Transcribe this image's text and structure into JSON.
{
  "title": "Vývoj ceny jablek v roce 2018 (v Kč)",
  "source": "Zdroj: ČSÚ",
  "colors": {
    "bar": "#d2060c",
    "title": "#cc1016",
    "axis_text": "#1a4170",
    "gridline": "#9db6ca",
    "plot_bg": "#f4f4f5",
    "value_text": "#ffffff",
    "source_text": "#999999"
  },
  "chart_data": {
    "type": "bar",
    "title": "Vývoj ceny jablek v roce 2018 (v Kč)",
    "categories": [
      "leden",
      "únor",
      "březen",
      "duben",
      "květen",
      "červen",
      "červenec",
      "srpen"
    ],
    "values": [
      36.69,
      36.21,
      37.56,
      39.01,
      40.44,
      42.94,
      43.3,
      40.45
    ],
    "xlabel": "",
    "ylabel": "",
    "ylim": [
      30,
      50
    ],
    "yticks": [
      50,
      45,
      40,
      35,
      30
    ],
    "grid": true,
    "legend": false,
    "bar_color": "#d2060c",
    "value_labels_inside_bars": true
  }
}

===============

- _STATED PROBLEM_: Print the whole listing again, exactly.

- _FULL RESPONSE_:
Transcribe this image's text and structure into JSON.
{
  "title": "Vývoj ceny jablek v roce 2018 (v Kč)",
  "source": "Zdroj: ČSÚ",
  "colors": {
    "bar": "#d2060c",
    "title": "#cc1016",
    "axis_text": "#1a4170",
    "gridline": "#9db6ca",
    "plot_bg": "#f4f4f5",
    "value_text": "#ffffff",
    "source_text": "#999999"
  },
  "chart_data": {
    "type": "bar",
    "title": "Vývoj ceny jablek v roce 2018 (v Kč)",
    "categories": [
      "leden",
      "únor",
      "březen",
      "duben",
      "květen",
      "červen",
      "červenec",
      "srpen"
    ],
    "values": [
      36.69,
      36.21,
      37.56,
      39.01,
      40.44,
      42.94,
      43.3,
      40.45
    ],
    "xlabel": "",
    "ylabel": "",
    "ylim": [
      30,
      50
    ],
    "yticks": [
      50,
      45,
      40,
      35,
      30
    ],
    "grid": true,
    "legend": false,
    "bar_color": "#d2060c",
    "value_labels_inside_bars": true
  }
}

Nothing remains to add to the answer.